==== THE DATA

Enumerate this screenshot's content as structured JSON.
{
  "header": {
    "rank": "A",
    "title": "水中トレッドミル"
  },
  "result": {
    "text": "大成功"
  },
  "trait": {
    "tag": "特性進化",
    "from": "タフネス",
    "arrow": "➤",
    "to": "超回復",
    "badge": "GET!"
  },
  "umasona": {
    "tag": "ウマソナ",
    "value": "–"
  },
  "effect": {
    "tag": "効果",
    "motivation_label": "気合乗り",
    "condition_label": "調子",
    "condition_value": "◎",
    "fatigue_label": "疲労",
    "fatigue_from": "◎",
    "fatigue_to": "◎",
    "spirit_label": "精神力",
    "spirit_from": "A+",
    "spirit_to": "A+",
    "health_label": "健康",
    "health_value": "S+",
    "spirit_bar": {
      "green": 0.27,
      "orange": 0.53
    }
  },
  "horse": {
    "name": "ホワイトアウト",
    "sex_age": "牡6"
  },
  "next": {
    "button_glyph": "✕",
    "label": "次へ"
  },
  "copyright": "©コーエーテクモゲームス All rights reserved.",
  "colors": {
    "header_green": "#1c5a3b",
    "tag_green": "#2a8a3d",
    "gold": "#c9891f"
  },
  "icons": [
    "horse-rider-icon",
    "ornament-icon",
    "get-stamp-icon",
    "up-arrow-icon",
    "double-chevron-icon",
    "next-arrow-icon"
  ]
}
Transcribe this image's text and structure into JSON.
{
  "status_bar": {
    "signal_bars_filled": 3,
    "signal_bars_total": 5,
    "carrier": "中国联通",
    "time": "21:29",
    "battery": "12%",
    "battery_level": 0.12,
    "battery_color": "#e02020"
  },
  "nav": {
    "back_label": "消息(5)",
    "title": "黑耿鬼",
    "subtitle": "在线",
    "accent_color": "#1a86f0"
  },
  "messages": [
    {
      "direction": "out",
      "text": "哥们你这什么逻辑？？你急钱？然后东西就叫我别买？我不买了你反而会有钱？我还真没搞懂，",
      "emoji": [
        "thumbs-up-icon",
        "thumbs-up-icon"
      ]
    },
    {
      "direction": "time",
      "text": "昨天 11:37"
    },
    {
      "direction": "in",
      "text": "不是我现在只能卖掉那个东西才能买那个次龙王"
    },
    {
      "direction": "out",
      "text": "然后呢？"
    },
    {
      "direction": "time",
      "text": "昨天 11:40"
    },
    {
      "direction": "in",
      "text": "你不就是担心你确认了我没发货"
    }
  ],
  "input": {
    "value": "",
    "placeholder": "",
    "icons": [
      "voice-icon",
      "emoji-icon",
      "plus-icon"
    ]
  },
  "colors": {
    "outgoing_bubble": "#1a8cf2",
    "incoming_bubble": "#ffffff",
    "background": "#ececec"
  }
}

========

> _EXERCISE GOAL_: Transcribe every line of the data, exactly as it stands.

> _EXERCISE RESULT_:
Enumerate this screenshot's content as structured JSON.
{
  "header": {
    "rank": "A",
    "title": "水中トレッドミル"
  },
  "result": {
    "text": "大成功"
  },
  "trait": {
    "tag": "特性進化",
    "from": "タフネス",
    "arrow": "➤",
    "to": "超回復",
    "badge": "GET!"
  },
  "umasona": {
    "tag": "ウマソナ",
    "value": "–"
  },
  "effect": {
    "tag": "効果",
    "motivation_label": "気合乗り",
    "condition_label": "調子",
    "condition_value": "◎",
    "fatigue_label": "疲労",
    "fatigue_from": "◎",
    "fatigue_to": "◎",
    "spirit_label": "精神力",
    "spirit_from": "A+",
    "spirit_to": "A+",
    "health_label": "健康",
    "health_value": "S+",
    "spirit_bar": {
      "green": 0.27,
      "orange": 0.53
    }
  },
  "horse": {
    "name": "ホワイトアウト",
    "sex_age": "牡6"
  },
  "next": {
    "button_glyph": "✕",
    "label": "次へ"
  },
  "copyright": "©コーエーテクモゲームス All rights reserved.",
  "colors": {
    "header_green": "#1c5a3b",
    "tag_green": "#2a8a3d",
    "gold": "#c9891f"
  },
  "icons": [
    "horse-rider-icon",
    "ornament-icon",
    "get-stamp-icon",
    "up-arrow-icon",
    "double-chevron-icon",
    "next-arrow-icon"
  ]
}
Transcribe this image's text and structure into JSON.
{
  "status_bar": {
    "signal_bars_filled": 3,
    "signal_bars_total": 5,
    "carrier": "中国联通",
    "time": "21:29",
    "battery": "12%",
    "battery_level": 0.12,
    "battery_color": "#e02020"
  },
  "nav": {
    "back_label": "消息(5)",
    "title": "黑耿鬼",
    "subtitle": "在线",
    "accent_color": "#1a86f0"
  },
  "messages": [
    {
      "direction": "out",
      "text": "哥们你这什么逻辑？？你急钱？然后东西就叫我别买？我不买了你反而会有钱？我还真没搞懂，",
      "emoji": [
        "thumbs-up-icon",
        "thumbs-up-icon"
      ]
    },
    {
      "direction": "time",
      "text": "昨天 11:37"
    },
    {
      "direction": "in",
      "text": "不是我现在只能卖掉那个东西才能买那个次龙王"
    },
    {
      "direction": "out",
      "text": "然后呢？"
    },
    {
      "direction": "time",
      "text": "昨天 11:40"
    },
    {
      "direction": "in",
      "text": "你不就是担心你确认了我没发货"
    }
  ],
  "input": {
    "value": "",
    "placeholder": "",
    "icons": [
      "voice-icon",
      "emoji-icon",
      "plus-icon"
    ]
  },
  "colors": {
    "outgoing_bubble": "#1a8cf2",
    "incoming_bubble": "#ffffff",
    "background": "#ececec"
  }
}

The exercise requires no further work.